Input material:
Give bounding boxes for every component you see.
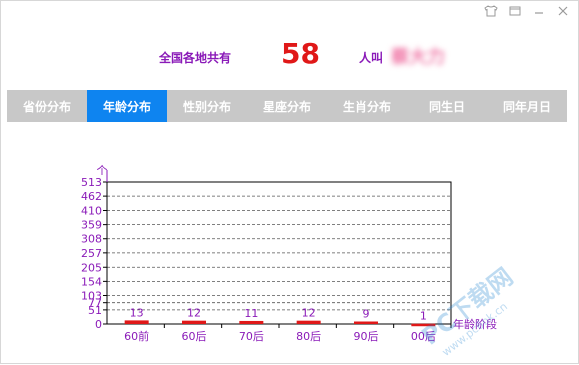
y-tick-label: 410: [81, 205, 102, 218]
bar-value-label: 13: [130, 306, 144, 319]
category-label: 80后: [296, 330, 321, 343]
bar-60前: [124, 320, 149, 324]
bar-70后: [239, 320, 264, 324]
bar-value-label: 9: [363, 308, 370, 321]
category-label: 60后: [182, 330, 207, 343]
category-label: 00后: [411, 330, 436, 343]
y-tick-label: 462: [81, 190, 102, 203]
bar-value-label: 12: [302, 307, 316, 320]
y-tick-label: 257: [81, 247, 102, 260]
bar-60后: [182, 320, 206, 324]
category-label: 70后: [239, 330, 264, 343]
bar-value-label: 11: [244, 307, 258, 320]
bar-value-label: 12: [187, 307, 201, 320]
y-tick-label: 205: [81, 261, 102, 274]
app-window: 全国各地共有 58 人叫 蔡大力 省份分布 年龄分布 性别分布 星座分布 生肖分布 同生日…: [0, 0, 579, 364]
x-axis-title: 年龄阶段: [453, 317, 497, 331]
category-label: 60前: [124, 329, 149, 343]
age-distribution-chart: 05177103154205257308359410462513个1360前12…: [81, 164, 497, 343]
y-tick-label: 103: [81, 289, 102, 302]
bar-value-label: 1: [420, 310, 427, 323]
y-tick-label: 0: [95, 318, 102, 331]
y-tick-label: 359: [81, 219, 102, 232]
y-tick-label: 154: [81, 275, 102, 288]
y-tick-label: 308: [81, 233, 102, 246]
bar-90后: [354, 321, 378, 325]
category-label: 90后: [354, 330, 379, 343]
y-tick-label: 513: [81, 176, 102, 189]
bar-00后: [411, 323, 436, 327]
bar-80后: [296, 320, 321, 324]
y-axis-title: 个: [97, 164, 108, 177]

--

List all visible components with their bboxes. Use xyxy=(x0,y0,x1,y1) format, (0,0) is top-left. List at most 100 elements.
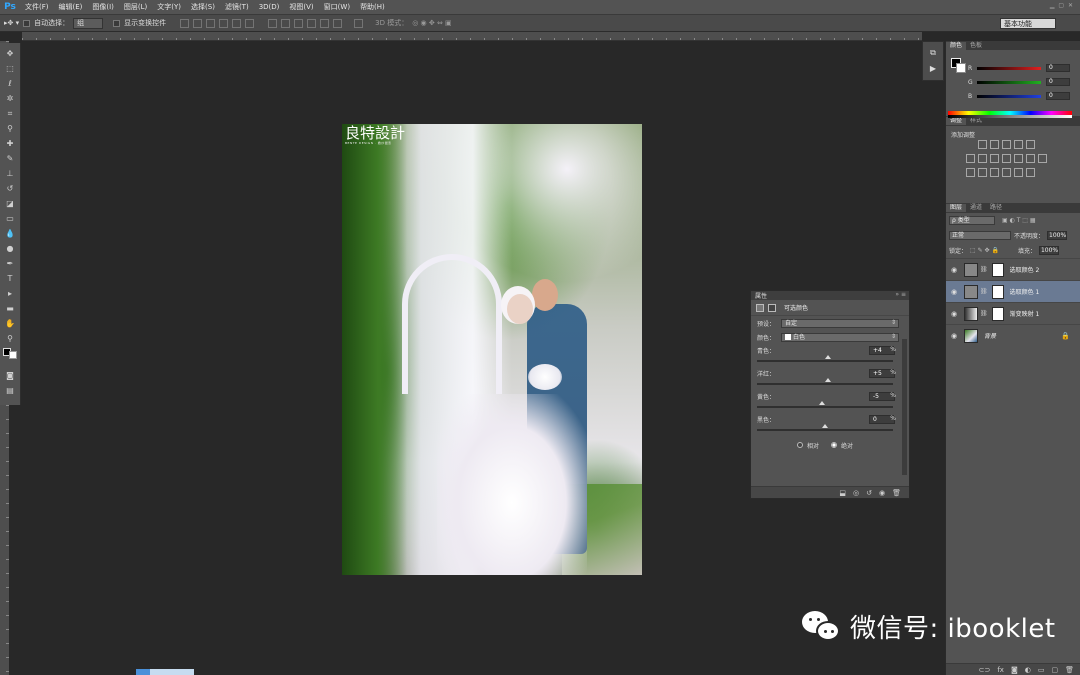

Problem statement:
Copy the records unchanged, starting at the line that contains "Give bounding boxes" and stopping after the line that contains "x-axis-title: 年龄阶段: [453, 317, 497, 331]". Omit the pictures from your answer.

Expected answer:
Give bounding boxes for every component you see.
y-tick-label: 410: [81, 205, 102, 218]
bar-value-label: 13: [130, 306, 144, 319]
category-label: 80后: [296, 330, 321, 343]
bar-60前: [124, 320, 149, 324]
bar-70后: [239, 320, 264, 324]
bar-value-label: 9: [363, 308, 370, 321]
category-label: 60后: [182, 330, 207, 343]
category-label: 00后: [411, 330, 436, 343]
y-tick-label: 462: [81, 190, 102, 203]
bar-value-label: 12: [302, 307, 316, 320]
y-tick-label: 257: [81, 247, 102, 260]
bar-60后: [182, 320, 206, 324]
category-label: 70后: [239, 330, 264, 343]
bar-value-label: 11: [244, 307, 258, 320]
bar-value-label: 12: [187, 307, 201, 320]
y-tick-label: 205: [81, 261, 102, 274]
app-window: 全国各地共有 58 人叫 蔡大力 省份分布 年龄分布 性别分布 星座分布 生肖分布 同生日…: [0, 0, 579, 364]
x-axis-title: 年龄阶段: [453, 317, 497, 331]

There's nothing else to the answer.